§ **Records to use**:
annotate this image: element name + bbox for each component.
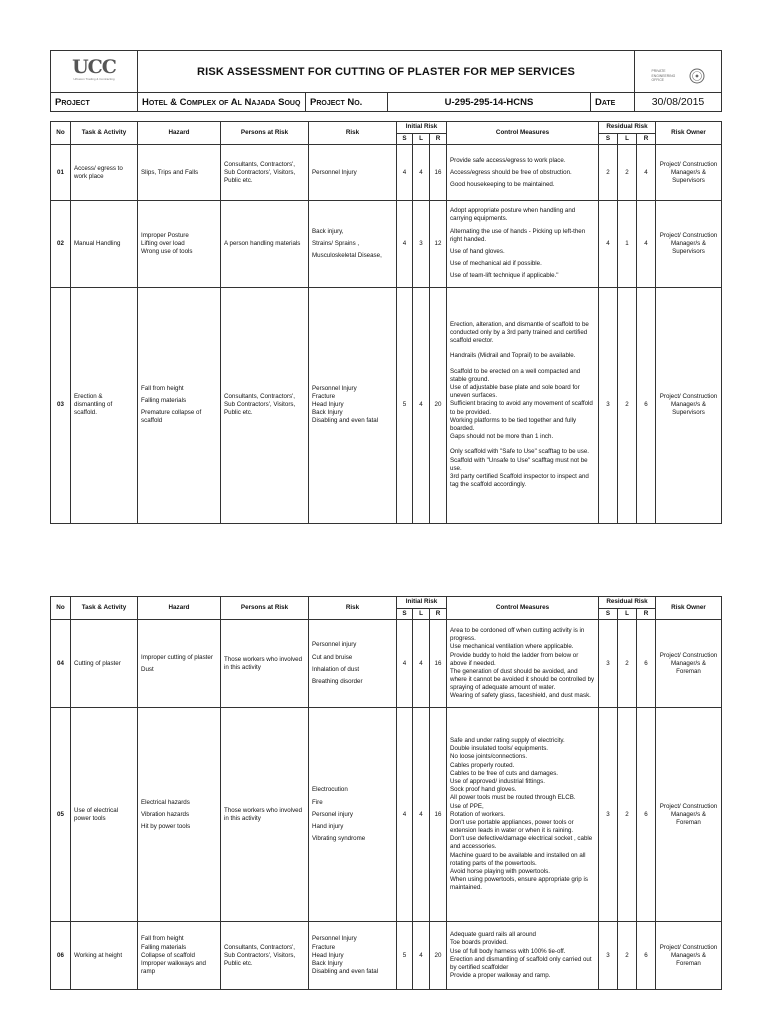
table-row	[51, 922, 722, 990]
document-title: RISK ASSESSMENT FOR CUTTING OF PLASTER FOR MEP SERVICES	[138, 51, 635, 93]
risk-line: Inhalation of dust	[312, 665, 360, 673]
control-measures-line: Adopt appropriate posture when handling and carrying equipments.	[450, 207, 576, 223]
control-measures-line: Sufficient bracing to avoid any movement of scaffold to be provided.	[450, 400, 593, 416]
initial-rating: 16	[430, 620, 447, 708]
company-logo-cell	[51, 51, 138, 93]
hazard-line: Electrical hazards	[141, 798, 190, 806]
col-header-residual-l: L	[618, 134, 637, 145]
control-measures-line: Cables properly routed.	[450, 761, 515, 769]
risk-line: Breathing disorder	[312, 677, 363, 685]
control-measures-line: All power tools must be routed through ELCB.	[450, 794, 576, 802]
risk	[309, 620, 397, 708]
initial-rating: 20	[430, 287, 447, 523]
initial-severity: 4	[397, 145, 413, 201]
residual-likelihood: 2	[618, 287, 637, 523]
col-header-persons: Persons at Risk	[221, 122, 309, 145]
task-activity: Erection & dismantling of scaffold.	[71, 287, 138, 523]
control-measures-line: No loose joints/connections.	[450, 753, 528, 761]
residual-severity: 3	[599, 620, 618, 708]
hazard-line: Fall from height	[141, 935, 184, 943]
control-measures-line: Alternating the use of hands - Picking up left-then right handed.	[450, 227, 586, 243]
task-activity: Cutting of plaster	[71, 620, 138, 708]
risk-owner: Project/ Construction Manager/s & Foreman	[656, 922, 722, 990]
risk-owner: Project/ Construction Manager/s & Foreman	[656, 620, 722, 708]
control-measures-line: When using powertools, ensure appropriate grip is maintained.	[450, 876, 588, 892]
residual-severity: 3	[599, 708, 618, 922]
project-no-value: U-295-295-14-HCNS	[388, 93, 591, 112]
residual-severity: 2	[599, 145, 618, 201]
hazard	[138, 620, 221, 708]
risk-owner: Project/ Construction Manager/s & Foreman	[656, 708, 722, 922]
control-measures-line: Access/egress should be free of obstruction.	[450, 168, 572, 176]
residual-likelihood: 2	[618, 922, 637, 990]
residual-rating: 4	[637, 145, 656, 201]
initial-severity: 5	[397, 287, 413, 523]
risk	[309, 922, 397, 990]
task-activity: Working at height	[71, 922, 138, 990]
residual-severity: 4	[599, 201, 618, 287]
col-header-residual-r: R	[637, 134, 656, 145]
risk-line: Back Injury	[312, 409, 343, 417]
task-activity: Access/ egress to work place	[71, 145, 138, 201]
col-header-task: Task & Activity	[71, 122, 138, 145]
col-header-residual-l: L	[618, 609, 637, 620]
hazard-line: Improper walkways and ramp	[141, 959, 206, 976]
consultant-stamp-cell	[635, 51, 722, 93]
control-measures-line: Erection and dismantling of scaffold only carried out by certified scaffolder	[450, 955, 592, 971]
control-measures	[447, 201, 599, 287]
initial-likelihood: 4	[413, 922, 430, 990]
col-header-initial-l: L	[413, 134, 430, 145]
control-measures-line: Toe boards provided.	[450, 939, 508, 947]
col-header-initial-l: L	[413, 609, 430, 620]
stamp-text: PRIVATE ENGINEERING OFFICE	[651, 69, 676, 82]
residual-severity: 3	[599, 287, 618, 523]
risk-table-page-1-body	[51, 145, 722, 523]
table-row	[51, 201, 722, 287]
hazard	[138, 145, 221, 201]
risk-line: Personnel Injury	[312, 935, 357, 943]
col-header-no: No	[51, 122, 71, 145]
risk-line: Fire	[312, 798, 323, 806]
control-measures-line: Handrails (Midrail and Toprail) to be available.	[450, 352, 576, 360]
initial-severity: 4	[397, 708, 413, 922]
risk-table-page-1	[50, 121, 722, 524]
control-measures-line: Provide a proper walkway and ramp.	[450, 972, 551, 980]
col-header-task: Task & Activity	[71, 597, 138, 620]
task-activity: Manual Handling	[71, 201, 138, 287]
control-measures-line: Provide safe access/egress to work place.	[450, 156, 566, 164]
hazard-line: Premature collapse of scaffold	[141, 409, 202, 425]
initial-rating: 16	[430, 145, 447, 201]
col-header-residual-s: S	[599, 134, 618, 145]
control-measures-line: Rotation of workers.	[450, 810, 506, 818]
initial-severity: 4	[397, 620, 413, 708]
control-measures-line: Scaffold with "Unsafe to Use" scafftag must not be use.	[450, 456, 588, 472]
control-measures	[447, 145, 599, 201]
col-header-residual-r: R	[637, 609, 656, 620]
residual-likelihood: 2	[618, 145, 637, 201]
control-measures-line: Use of full body harness with 100% tie-off.	[450, 947, 566, 955]
risk-table-page-2	[50, 596, 722, 990]
control-measures-line: Erection, alteration, and dismantle of scaffold to be conducted only by a 3rd party trained and certified scaffold erector.	[450, 320, 589, 345]
col-header-initial-risk: Initial Risk	[397, 122, 447, 134]
col-header-owner: Risk Owner	[656, 122, 722, 145]
hazard-line: Dust	[141, 665, 154, 673]
hazard-line: Improper Posture	[141, 231, 189, 239]
project-no-label-text: Project No.	[310, 96, 363, 108]
initial-rating: 16	[430, 708, 447, 922]
risk-line: Electrocution	[312, 786, 348, 794]
risk-owner: Project/ Construction Manager/s & Supervisors	[656, 287, 722, 523]
table-row	[51, 708, 722, 922]
control-measures-line: Wearing of safety glass, faceshield, and dust mask.	[450, 692, 591, 700]
col-header-persons: Persons at Risk	[221, 597, 309, 620]
control-measures-line: Machine guard to be available and installed on all rotating parts of the powertools.	[450, 851, 586, 867]
row-number: 02	[51, 201, 71, 287]
control-measures-line: Don't use portable appliances, power tools or extension leads in water or when it is raining.	[450, 818, 574, 835]
control-measures-line: Good housekeeping to be maintained.	[450, 180, 555, 188]
col-header-hazard: Hazard	[138, 122, 221, 145]
risk-line: Cut and bruise	[312, 653, 353, 661]
company-logo	[55, 55, 133, 88]
residual-rating: 4	[637, 201, 656, 287]
risk-line: Musculoskeletal Disease,	[312, 252, 382, 260]
initial-rating: 20	[430, 922, 447, 990]
col-header-initial-r: R	[430, 134, 447, 145]
initial-rating: 12	[430, 201, 447, 287]
logo-subtitle: Urbacon Trading & Contracting	[73, 76, 115, 81]
control-measures	[447, 922, 599, 990]
residual-rating: 6	[637, 287, 656, 523]
hazard-line: Falling materials	[141, 943, 187, 951]
control-measures-line: Gaps should not be more than 1 inch.	[450, 433, 554, 441]
col-header-no: No	[51, 597, 71, 620]
residual-likelihood: 1	[618, 201, 637, 287]
risk-table-page-2-body	[51, 620, 722, 990]
col-header-initial-r: R	[430, 609, 447, 620]
initial-likelihood: 4	[413, 145, 430, 201]
col-header-risk: Risk	[309, 122, 397, 145]
persons-at-risk: Those workers who involved in this activity	[221, 620, 309, 708]
risk-line: Head Injury	[312, 951, 344, 959]
hazard	[138, 922, 221, 990]
risk-line: Personel injury	[312, 810, 353, 818]
hazard-line: Lifting over load	[141, 239, 185, 247]
stamp-seal-icon	[689, 68, 705, 84]
control-measures-line: Use mechanical ventilation where applicable.	[450, 643, 574, 651]
initial-severity: 5	[397, 922, 413, 990]
col-header-control: Control Measures	[447, 597, 599, 620]
control-measures-line: Only scaffold with "Safe to Use" scafftag to be use.	[450, 448, 589, 456]
control-measures-line: Sock proof hand gloves.	[450, 786, 517, 794]
control-measures-line: The generation of dust should be avoided, and where it cannot be avoided it should be controlled by spraying of adequate amount of water.	[450, 667, 595, 692]
control-measures	[447, 287, 599, 523]
residual-likelihood: 2	[618, 708, 637, 922]
project-label	[51, 93, 138, 112]
persons-at-risk: Those workers who involved in this activity	[221, 708, 309, 922]
project-label-text: Project	[55, 96, 90, 108]
risk-line: Personnel Injury	[312, 384, 357, 392]
risk-line: Back Injury	[312, 959, 343, 967]
date-value: 30/08/2015	[635, 93, 722, 112]
col-header-residual-s: S	[599, 609, 618, 620]
residual-rating: 6	[637, 620, 656, 708]
persons-at-risk: Consultants, Contractors', Sub Contractors', Visitors, Public etc.	[221, 145, 309, 201]
control-measures-line: Provide buddy to hold the ladder from below or above if needed.	[450, 651, 579, 667]
control-measures-line: Use of mechanical aid if possible.	[450, 260, 542, 268]
hazard-line: Wrong use of tools	[141, 248, 193, 256]
hazard	[138, 708, 221, 922]
risk-line: Head Injury	[312, 401, 344, 409]
control-measures-line: 3rd party certified Scaffold inspector to inspect and tag the scaffold accordingly.	[450, 472, 589, 489]
col-header-risk: Risk	[309, 597, 397, 620]
risk-line: Hand injury	[312, 822, 344, 830]
col-header-control: Control Measures	[447, 122, 599, 145]
control-measures-line: Use of hand gloves.	[450, 248, 505, 256]
persons-at-risk: Consultants, Contractors', Sub Contractors', Visitors, Public etc.	[221, 922, 309, 990]
persons-at-risk: Consultants, Contractors', Sub Contractors', Visitors, Public etc.	[221, 287, 309, 523]
control-measures-line: Safe and under rating supply of electricity.	[450, 737, 565, 745]
row-number: 04	[51, 620, 71, 708]
project-value-text: Hotel & Complex of Al Najada Souq	[142, 96, 301, 108]
control-measures-line: Use of PPE,	[450, 802, 484, 810]
control-measures	[447, 620, 599, 708]
row-number: 06	[51, 922, 71, 990]
control-measures-line: Scaffold to be erected on a well compacted and stable ground.	[450, 367, 581, 383]
initial-likelihood: 3	[413, 201, 430, 287]
hazard-line: Fall from height	[141, 384, 184, 392]
control-measures-line: Use of team-lift technique if applicable."	[450, 272, 559, 280]
initial-severity: 4	[397, 201, 413, 287]
row-number: 01	[51, 145, 71, 201]
hazard-line: Hit by power tools	[141, 822, 191, 830]
control-measures-line: Use of approved/ industrial fittings.	[450, 777, 545, 785]
risk-line: Personnel injury	[312, 641, 357, 649]
date-label	[591, 93, 635, 112]
residual-severity: 3	[599, 922, 618, 990]
control-measures	[447, 708, 599, 922]
risk	[309, 145, 397, 201]
risk-line: Personnel Injury	[312, 168, 357, 176]
risk-line: Fracture	[312, 943, 336, 951]
table-row	[51, 287, 722, 523]
initial-likelihood: 4	[413, 620, 430, 708]
risk-line: Back injury,	[312, 227, 344, 235]
col-header-residual-risk: Residual Risk	[599, 122, 656, 134]
risk-line: Fracture	[312, 392, 336, 400]
risk-line: Disabling and even fatal	[312, 417, 379, 425]
control-measures-line: Don't use defective/damage electrical socket , cable and accessories.	[450, 835, 593, 851]
table-row	[51, 620, 722, 708]
logo-mark: UCC	[72, 55, 116, 78]
residual-likelihood: 2	[618, 620, 637, 708]
document-header	[50, 50, 722, 112]
col-header-hazard: Hazard	[138, 597, 221, 620]
col-header-owner: Risk Owner	[656, 597, 722, 620]
row-number: 05	[51, 708, 71, 922]
control-measures-line: Working platforms to be tied together and fully boarded.	[450, 416, 577, 432]
initial-likelihood: 4	[413, 708, 430, 922]
hazard-line: Vibration hazards	[141, 810, 190, 818]
control-measures-line: Cables to be free of cuts and damages.	[450, 769, 559, 777]
residual-rating: 6	[637, 922, 656, 990]
risk-line: Vibrating syndrome	[312, 835, 366, 843]
risk	[309, 708, 397, 922]
hazard-line: Slips, Trips and Falls	[141, 168, 199, 176]
col-header-initial-s: S	[397, 134, 413, 145]
hazard-line: Collapse of scaffold	[141, 951, 195, 959]
date-label-text: Date	[595, 96, 616, 108]
hazard-line: Improper cutting of plaster	[141, 653, 213, 661]
col-header-residual-risk: Residual Risk	[599, 597, 656, 609]
table-row	[51, 145, 722, 201]
residual-rating: 6	[637, 708, 656, 922]
row-number: 03	[51, 287, 71, 523]
risk-line: Disabling and even fatal	[312, 968, 379, 976]
persons-at-risk: A person handling materials	[221, 201, 309, 287]
risk	[309, 201, 397, 287]
col-header-initial-risk: Initial Risk	[397, 597, 447, 609]
task-activity: Use of electrical power tools	[71, 708, 138, 922]
hazard-line: Falling materials	[141, 396, 187, 404]
control-measures-line: Double insulated tools/ equipments.	[450, 745, 549, 753]
control-measures-line: Adequate guard rails all around	[450, 931, 536, 939]
risk-owner: Project/ Construction Manager/s & Supervisors	[656, 201, 722, 287]
project-value	[138, 93, 306, 112]
col-header-initial-s: S	[397, 609, 413, 620]
risk-owner: Project/ Construction Manager/s & Supervisors	[656, 145, 722, 201]
control-measures-line: Use of adjustable base plate and sole board for uneven surfaces.	[450, 384, 580, 400]
initial-likelihood: 4	[413, 287, 430, 523]
risk-line: Strains/ Sprains ,	[312, 239, 360, 247]
project-no-label	[306, 93, 388, 112]
risk	[309, 287, 397, 523]
consultant-stamp	[652, 68, 705, 84]
control-measures-line: Avoid horse playing with powertools.	[450, 868, 550, 876]
control-measures-line: Area to be cordoned off when cutting activity is in progress.	[450, 626, 585, 643]
hazard	[138, 201, 221, 287]
hazard	[138, 287, 221, 523]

§ **Aim of the task**:
How many lines in the listing above contain the string "scafftag"? Reply with the number alone.

§ **In response**:
2